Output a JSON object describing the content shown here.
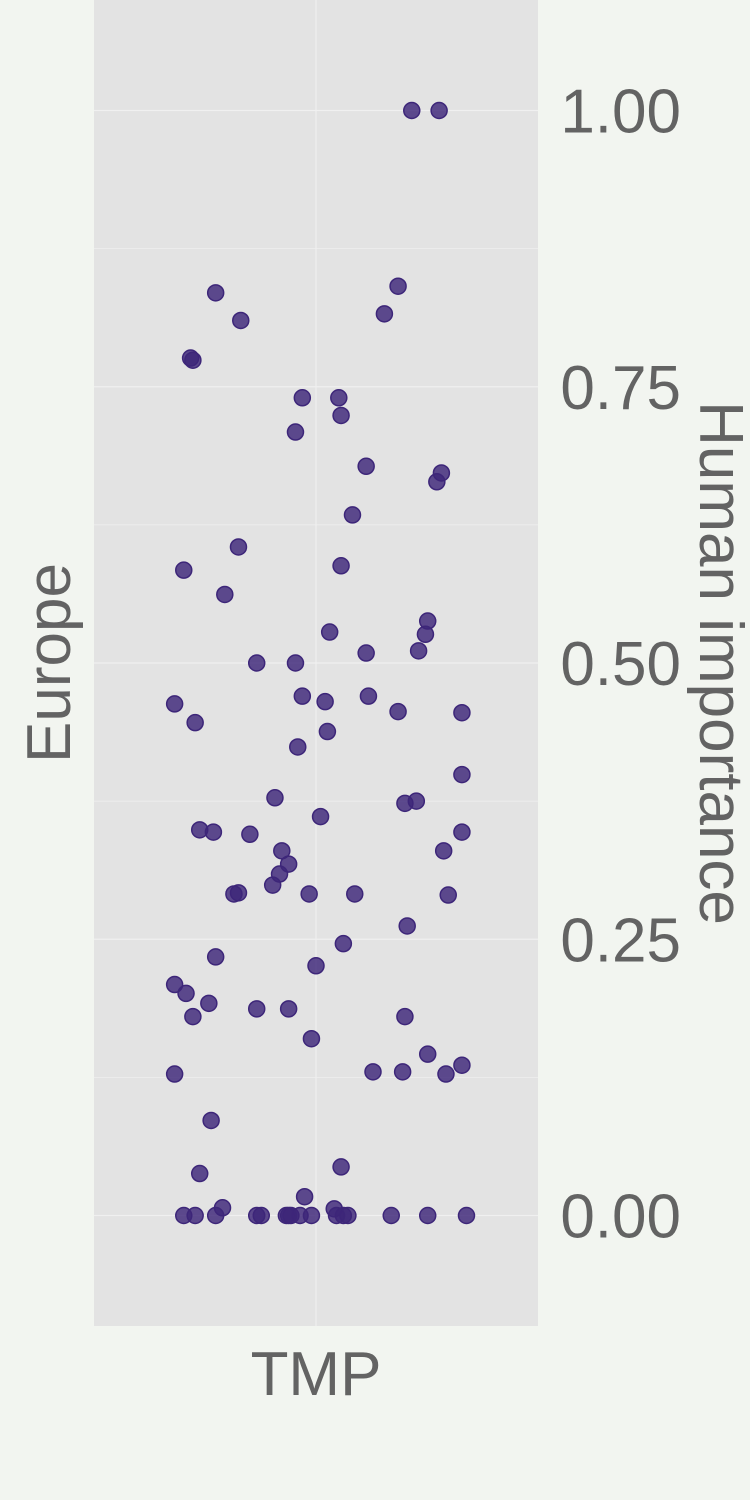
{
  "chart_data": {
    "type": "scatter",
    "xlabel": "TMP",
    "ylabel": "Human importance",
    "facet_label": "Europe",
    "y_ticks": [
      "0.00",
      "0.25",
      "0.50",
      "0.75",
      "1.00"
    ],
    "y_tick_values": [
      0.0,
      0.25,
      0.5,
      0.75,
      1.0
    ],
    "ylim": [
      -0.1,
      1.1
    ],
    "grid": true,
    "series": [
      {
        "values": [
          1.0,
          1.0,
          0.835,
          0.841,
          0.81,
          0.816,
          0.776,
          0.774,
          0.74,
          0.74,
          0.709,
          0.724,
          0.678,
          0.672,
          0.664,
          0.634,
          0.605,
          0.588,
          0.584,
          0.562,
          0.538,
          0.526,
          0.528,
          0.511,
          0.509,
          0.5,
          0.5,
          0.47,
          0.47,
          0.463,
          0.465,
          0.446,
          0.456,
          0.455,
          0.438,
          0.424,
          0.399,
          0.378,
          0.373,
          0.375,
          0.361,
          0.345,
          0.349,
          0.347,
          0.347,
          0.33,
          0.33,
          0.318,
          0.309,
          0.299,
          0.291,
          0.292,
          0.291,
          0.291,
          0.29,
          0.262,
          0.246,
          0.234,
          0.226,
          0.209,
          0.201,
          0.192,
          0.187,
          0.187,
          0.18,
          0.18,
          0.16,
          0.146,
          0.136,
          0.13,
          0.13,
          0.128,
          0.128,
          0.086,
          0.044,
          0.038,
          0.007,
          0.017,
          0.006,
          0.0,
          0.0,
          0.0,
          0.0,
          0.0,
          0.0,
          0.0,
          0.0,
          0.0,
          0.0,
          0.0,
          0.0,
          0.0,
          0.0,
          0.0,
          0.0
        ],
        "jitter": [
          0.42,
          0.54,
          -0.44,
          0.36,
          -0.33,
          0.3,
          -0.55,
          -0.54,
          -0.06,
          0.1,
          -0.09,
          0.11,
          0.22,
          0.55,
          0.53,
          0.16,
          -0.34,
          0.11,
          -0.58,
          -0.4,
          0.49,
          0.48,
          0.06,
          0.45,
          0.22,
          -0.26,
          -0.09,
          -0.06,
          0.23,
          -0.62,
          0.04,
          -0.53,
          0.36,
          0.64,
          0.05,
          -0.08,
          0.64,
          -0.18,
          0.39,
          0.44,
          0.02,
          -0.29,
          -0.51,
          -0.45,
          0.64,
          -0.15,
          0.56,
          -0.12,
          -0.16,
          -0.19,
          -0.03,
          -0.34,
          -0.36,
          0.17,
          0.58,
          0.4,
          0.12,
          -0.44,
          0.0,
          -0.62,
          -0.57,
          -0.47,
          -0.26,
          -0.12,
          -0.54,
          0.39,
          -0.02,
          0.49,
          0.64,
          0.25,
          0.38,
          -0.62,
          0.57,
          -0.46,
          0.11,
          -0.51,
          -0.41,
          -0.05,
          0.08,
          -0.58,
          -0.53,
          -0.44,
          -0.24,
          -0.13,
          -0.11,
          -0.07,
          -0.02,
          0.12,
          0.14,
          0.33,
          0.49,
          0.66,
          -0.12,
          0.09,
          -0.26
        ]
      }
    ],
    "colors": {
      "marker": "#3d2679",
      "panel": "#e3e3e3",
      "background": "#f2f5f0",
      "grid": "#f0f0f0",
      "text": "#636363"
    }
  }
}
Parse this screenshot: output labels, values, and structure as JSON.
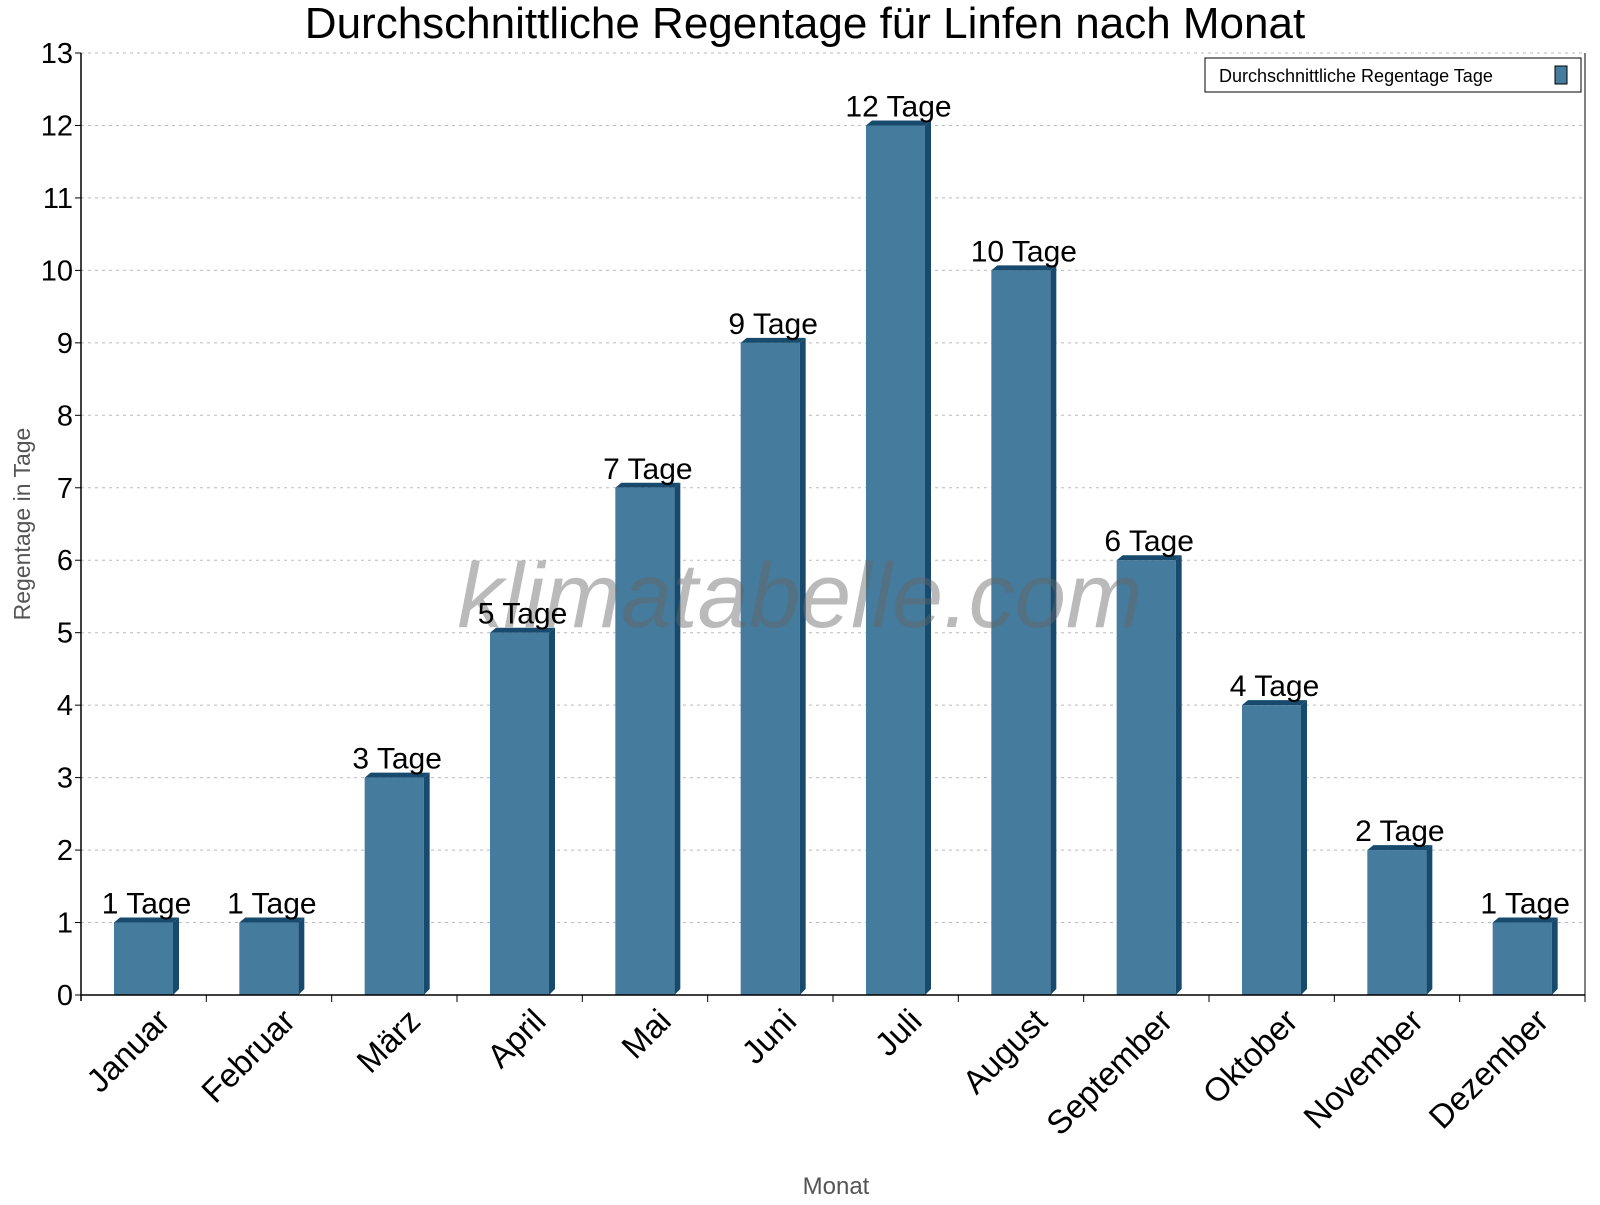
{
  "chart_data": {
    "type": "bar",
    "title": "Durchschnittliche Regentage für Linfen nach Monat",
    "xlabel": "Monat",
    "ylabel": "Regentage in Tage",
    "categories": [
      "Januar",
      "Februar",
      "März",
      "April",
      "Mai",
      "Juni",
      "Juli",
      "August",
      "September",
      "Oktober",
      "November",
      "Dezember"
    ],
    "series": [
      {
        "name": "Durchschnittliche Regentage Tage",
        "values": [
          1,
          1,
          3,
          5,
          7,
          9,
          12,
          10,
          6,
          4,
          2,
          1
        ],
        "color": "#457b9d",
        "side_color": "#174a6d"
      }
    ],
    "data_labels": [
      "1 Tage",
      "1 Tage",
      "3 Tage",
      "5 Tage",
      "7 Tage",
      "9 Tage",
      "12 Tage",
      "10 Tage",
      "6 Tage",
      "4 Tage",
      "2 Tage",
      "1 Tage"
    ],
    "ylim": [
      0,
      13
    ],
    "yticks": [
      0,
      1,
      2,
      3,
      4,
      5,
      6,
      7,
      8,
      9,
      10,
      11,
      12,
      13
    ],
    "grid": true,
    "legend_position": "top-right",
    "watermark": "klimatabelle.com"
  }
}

* * * * *

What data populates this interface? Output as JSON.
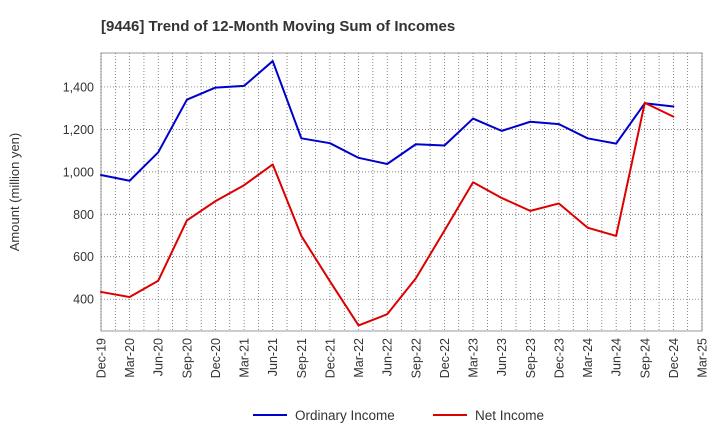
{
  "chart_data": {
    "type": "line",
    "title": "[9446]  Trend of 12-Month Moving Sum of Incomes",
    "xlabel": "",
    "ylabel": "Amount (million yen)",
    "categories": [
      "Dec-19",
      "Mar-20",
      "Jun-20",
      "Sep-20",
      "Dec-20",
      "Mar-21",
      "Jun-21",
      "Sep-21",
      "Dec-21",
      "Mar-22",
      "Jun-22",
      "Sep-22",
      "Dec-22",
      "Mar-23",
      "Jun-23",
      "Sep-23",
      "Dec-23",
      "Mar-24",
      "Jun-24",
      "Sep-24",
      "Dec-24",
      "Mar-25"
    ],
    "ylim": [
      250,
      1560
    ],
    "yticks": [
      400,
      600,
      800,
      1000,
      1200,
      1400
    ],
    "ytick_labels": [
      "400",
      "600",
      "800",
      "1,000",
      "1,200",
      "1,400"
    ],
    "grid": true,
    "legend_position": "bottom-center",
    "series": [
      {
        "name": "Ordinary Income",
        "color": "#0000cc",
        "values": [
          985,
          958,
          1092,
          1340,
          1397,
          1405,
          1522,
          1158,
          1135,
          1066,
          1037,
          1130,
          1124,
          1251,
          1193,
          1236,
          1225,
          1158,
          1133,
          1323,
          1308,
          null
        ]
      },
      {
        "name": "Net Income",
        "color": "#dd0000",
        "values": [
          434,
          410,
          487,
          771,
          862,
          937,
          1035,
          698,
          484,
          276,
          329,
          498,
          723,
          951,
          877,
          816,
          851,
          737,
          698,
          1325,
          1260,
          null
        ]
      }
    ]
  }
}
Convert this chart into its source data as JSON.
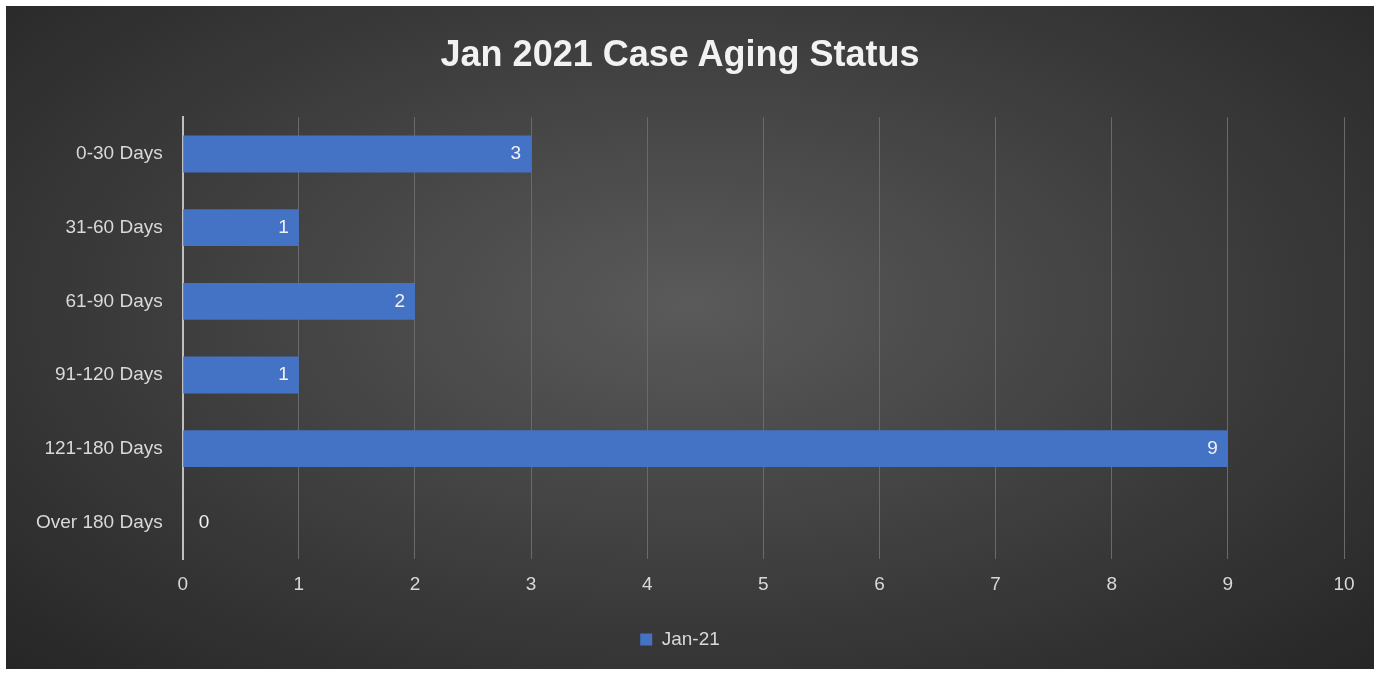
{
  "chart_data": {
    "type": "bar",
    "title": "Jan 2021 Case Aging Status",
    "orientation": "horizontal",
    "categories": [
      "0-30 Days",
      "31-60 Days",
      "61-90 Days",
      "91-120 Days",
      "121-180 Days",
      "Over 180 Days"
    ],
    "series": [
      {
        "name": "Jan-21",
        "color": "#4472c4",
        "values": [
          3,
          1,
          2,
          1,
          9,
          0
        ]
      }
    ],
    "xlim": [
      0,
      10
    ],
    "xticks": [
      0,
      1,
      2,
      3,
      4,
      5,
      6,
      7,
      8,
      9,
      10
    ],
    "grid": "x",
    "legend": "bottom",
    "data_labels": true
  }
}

* * * * *

Only a number is needed: how many lines of the material above contain "Days"?

• **PROBLEM SOLUTION**
6